▸ **Task directions**:
In the listing below, locate the lines that hold the string "年底基本建成垃圾分类处理系统". Copy those lines.

(Stored items from a collection)
══════

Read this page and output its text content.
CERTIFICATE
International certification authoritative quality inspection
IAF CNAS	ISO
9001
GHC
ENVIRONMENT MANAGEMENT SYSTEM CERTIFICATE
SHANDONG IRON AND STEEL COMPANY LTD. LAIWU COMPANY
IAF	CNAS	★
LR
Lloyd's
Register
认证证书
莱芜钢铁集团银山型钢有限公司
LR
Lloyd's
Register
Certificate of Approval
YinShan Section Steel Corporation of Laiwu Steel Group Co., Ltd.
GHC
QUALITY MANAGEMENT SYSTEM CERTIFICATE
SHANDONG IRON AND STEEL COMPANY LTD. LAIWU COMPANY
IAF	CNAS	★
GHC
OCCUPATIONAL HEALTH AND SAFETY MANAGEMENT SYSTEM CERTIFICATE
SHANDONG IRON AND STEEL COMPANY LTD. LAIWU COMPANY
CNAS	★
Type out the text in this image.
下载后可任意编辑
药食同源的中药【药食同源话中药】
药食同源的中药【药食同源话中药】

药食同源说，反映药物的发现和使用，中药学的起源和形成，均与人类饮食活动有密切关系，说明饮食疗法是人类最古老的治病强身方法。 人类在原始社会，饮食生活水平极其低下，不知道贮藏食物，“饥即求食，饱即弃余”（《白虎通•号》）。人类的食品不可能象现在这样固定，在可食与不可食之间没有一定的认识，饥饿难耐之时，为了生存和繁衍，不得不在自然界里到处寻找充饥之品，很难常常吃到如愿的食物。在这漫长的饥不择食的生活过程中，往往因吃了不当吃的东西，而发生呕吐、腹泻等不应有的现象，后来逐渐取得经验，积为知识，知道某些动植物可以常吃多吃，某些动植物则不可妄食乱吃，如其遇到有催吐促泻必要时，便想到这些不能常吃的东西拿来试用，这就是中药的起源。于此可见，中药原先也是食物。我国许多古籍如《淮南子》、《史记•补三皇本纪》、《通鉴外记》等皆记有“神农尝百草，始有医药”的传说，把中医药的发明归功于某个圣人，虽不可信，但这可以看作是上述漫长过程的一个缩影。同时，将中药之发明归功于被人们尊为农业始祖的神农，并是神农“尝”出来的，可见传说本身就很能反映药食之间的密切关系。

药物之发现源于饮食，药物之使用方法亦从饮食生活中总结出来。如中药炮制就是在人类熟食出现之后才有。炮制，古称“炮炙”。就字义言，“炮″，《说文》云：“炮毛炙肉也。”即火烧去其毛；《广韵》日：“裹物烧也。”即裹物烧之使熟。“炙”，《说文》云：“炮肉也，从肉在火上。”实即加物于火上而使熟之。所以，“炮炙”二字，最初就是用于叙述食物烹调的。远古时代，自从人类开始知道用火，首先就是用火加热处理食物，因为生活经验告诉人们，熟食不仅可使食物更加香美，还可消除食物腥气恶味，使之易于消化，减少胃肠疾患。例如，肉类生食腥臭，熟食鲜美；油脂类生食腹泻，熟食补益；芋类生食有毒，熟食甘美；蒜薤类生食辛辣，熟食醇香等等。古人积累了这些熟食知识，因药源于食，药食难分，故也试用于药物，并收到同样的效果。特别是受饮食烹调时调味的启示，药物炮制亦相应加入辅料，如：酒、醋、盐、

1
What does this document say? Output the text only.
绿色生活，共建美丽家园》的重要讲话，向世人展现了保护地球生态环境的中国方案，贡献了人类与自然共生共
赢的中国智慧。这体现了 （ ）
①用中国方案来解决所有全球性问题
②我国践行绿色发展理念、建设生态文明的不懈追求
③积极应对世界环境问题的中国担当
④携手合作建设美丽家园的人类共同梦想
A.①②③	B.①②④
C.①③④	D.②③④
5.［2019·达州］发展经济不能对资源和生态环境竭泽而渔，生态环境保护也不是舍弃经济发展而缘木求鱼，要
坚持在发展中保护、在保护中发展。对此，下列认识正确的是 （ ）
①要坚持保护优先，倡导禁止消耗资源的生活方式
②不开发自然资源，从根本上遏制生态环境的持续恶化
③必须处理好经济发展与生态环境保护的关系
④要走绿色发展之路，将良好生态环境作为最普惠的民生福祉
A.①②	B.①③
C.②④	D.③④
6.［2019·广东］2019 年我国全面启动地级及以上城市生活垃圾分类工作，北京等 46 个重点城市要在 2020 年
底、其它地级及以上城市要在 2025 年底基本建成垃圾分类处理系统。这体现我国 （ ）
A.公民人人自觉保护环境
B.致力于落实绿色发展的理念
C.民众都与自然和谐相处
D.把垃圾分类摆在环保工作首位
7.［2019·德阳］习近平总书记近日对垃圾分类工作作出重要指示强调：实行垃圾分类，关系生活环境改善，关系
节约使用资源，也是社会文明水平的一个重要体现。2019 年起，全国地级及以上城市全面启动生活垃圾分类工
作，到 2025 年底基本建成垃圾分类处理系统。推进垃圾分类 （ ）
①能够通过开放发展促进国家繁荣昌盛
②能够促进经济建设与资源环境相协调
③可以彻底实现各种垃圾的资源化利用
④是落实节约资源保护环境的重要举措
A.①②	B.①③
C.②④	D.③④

══════

▸ **Problem solution**:
底、其它地级及以上城市要在 2025 年底基本建成垃圾分类处理系统。这体现我国 （ ）
作，到 2025 年底基本建成垃圾分类处理系统。推进垃圾分类 （ ）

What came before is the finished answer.